Rename "Pac" to "Pacific" everywhere it occurs in the items below, and reproduce every line with nothing else altered.

── Provided records

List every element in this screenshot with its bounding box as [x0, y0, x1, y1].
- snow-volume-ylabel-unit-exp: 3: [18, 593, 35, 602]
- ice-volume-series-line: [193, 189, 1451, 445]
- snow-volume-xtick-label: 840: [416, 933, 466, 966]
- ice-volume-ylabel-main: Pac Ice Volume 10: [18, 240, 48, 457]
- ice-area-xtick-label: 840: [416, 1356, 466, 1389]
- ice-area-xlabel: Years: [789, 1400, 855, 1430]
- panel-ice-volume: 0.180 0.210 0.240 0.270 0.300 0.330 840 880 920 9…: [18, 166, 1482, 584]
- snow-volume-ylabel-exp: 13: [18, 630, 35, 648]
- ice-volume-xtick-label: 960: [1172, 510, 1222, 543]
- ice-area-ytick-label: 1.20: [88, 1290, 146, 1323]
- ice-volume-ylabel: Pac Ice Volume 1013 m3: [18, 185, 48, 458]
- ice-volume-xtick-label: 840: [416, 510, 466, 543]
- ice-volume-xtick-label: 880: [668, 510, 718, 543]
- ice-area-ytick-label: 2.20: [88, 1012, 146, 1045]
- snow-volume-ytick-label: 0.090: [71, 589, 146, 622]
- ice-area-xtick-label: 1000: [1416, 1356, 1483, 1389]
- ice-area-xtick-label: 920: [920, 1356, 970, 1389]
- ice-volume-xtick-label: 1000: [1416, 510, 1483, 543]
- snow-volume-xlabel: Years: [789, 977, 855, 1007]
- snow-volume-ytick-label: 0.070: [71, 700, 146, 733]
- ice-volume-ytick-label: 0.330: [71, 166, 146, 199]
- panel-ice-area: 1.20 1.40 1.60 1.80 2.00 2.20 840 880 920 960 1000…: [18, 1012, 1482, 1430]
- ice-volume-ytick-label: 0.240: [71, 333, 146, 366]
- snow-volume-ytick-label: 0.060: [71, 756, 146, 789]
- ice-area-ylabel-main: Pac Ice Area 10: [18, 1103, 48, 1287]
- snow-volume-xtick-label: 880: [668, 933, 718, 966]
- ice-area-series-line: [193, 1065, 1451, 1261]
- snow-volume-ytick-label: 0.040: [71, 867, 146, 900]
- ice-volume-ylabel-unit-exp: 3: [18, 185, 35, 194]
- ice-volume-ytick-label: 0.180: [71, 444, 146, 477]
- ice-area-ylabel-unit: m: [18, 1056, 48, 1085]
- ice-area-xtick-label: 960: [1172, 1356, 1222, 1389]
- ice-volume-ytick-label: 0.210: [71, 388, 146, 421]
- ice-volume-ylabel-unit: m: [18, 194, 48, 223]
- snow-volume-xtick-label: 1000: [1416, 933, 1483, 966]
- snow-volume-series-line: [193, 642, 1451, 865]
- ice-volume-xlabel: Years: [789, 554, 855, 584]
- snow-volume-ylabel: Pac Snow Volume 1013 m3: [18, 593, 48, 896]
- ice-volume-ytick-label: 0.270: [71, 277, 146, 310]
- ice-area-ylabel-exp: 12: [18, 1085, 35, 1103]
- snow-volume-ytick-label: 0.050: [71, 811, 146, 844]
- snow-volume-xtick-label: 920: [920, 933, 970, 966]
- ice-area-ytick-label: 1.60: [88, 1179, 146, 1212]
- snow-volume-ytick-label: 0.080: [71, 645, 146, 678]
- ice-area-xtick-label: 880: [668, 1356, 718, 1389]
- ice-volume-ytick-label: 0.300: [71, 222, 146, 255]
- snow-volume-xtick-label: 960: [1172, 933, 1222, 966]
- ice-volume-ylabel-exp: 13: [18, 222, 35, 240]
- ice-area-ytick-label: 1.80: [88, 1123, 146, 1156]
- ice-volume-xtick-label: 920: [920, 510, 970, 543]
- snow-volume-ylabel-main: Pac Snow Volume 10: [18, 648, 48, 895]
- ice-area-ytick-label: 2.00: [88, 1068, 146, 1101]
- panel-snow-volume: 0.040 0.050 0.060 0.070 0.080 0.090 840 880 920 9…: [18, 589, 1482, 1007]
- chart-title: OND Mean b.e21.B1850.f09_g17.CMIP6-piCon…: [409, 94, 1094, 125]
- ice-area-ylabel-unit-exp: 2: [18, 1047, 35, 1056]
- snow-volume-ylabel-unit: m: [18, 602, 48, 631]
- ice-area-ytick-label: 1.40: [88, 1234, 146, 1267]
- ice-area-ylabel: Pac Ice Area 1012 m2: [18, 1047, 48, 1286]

────

» **Finished task**
List every element in this screenshot with its bounding box as [x0, y0, x1, y1].
- snow-volume-ylabel-unit-exp: 3: [18, 593, 35, 602]
- ice-volume-series-line: [193, 189, 1451, 445]
- snow-volume-xtick-label: 840: [416, 933, 466, 966]
- ice-volume-ylabel-main: Pacific Ice Volume 10: [18, 240, 48, 457]
- ice-area-xtick-label: 840: [416, 1356, 466, 1389]
- ice-area-xlabel: Years: [789, 1400, 855, 1430]
- panel-ice-volume: 0.180 0.210 0.240 0.270 0.300 0.330 840 880 920 9…: [18, 166, 1482, 584]
- snow-volume-ylabel-exp: 13: [18, 630, 35, 648]
- ice-volume-xtick-label: 960: [1172, 510, 1222, 543]
- ice-area-ytick-label: 1.20: [88, 1290, 146, 1323]
- ice-volume-ylabel: Pacific Ice Volume 1013 m3: [18, 185, 48, 458]
- ice-volume-xtick-label: 840: [416, 510, 466, 543]
- ice-volume-xtick-label: 880: [668, 510, 718, 543]
- ice-area-ytick-label: 2.20: [88, 1012, 146, 1045]
- snow-volume-ytick-label: 0.090: [71, 589, 146, 622]
- ice-area-xtick-label: 1000: [1416, 1356, 1483, 1389]
- ice-area-xtick-label: 920: [920, 1356, 970, 1389]
- ice-volume-xtick-label: 1000: [1416, 510, 1483, 543]
- snow-volume-xlabel: Years: [789, 977, 855, 1007]
- snow-volume-ytick-label: 0.070: [71, 700, 146, 733]
- ice-volume-ytick-label: 0.330: [71, 166, 146, 199]
- panel-ice-area: 1.20 1.40 1.60 1.80 2.00 2.20 840 880 920 960 1000…: [18, 1012, 1482, 1430]
- ice-volume-ytick-label: 0.240: [71, 333, 146, 366]
- snow-volume-ytick-label: 0.060: [71, 756, 146, 789]
- ice-area-ylabel-main: Pacific Ice Area 10: [18, 1103, 48, 1287]
- snow-volume-xtick-label: 880: [668, 933, 718, 966]
- ice-area-series-line: [193, 1065, 1451, 1261]
- snow-volume-ytick-label: 0.040: [71, 867, 146, 900]
- ice-volume-ylabel-unit-exp: 3: [18, 185, 35, 194]
- ice-volume-ytick-label: 0.180: [71, 444, 146, 477]
- ice-area-ylabel-unit: m: [18, 1056, 48, 1085]
- ice-area-xtick-label: 960: [1172, 1356, 1222, 1389]
- ice-volume-ytick-label: 0.210: [71, 388, 146, 421]
- ice-volume-ylabel-unit: m: [18, 194, 48, 223]
- snow-volume-xtick-label: 1000: [1416, 933, 1483, 966]
- snow-volume-series-line: [193, 642, 1451, 865]
- ice-volume-xlabel: Years: [789, 554, 855, 584]
- snow-volume-ylabel: Pacific Snow Volume 1013 m3: [18, 593, 48, 896]
- ice-volume-ytick-label: 0.270: [71, 277, 146, 310]
- ice-area-ylabel-exp: 12: [18, 1085, 35, 1103]
- snow-volume-ytick-label: 0.050: [71, 811, 146, 844]
- snow-volume-xtick-label: 920: [920, 933, 970, 966]
- ice-area-ytick-label: 1.60: [88, 1179, 146, 1212]
- snow-volume-ytick-label: 0.080: [71, 645, 146, 678]
- ice-area-xtick-label: 880: [668, 1356, 718, 1389]
- ice-volume-ytick-label: 0.300: [71, 222, 146, 255]
- snow-volume-xtick-label: 960: [1172, 933, 1222, 966]
- ice-volume-ylabel-exp: 13: [18, 222, 35, 240]
- ice-area-ytick-label: 1.80: [88, 1123, 146, 1156]
- ice-volume-xtick-label: 920: [920, 510, 970, 543]
- snow-volume-ylabel-main: Pacific Snow Volume 10: [18, 648, 48, 895]
- ice-area-ytick-label: 2.00: [88, 1068, 146, 1101]
- panel-snow-volume: 0.040 0.050 0.060 0.070 0.080 0.090 840 880 920 9…: [18, 589, 1482, 1007]
- chart-title: OND Mean b.e21.B1850.f09_g17.CMIP6-piCon…: [409, 94, 1094, 125]
- ice-area-ylabel-unit-exp: 2: [18, 1047, 35, 1056]
- snow-volume-ylabel-unit: m: [18, 602, 48, 631]
- ice-area-ytick-label: 1.40: [88, 1234, 146, 1267]
- ice-area-ylabel: Pacific Ice Area 1012 m2: [18, 1047, 48, 1286]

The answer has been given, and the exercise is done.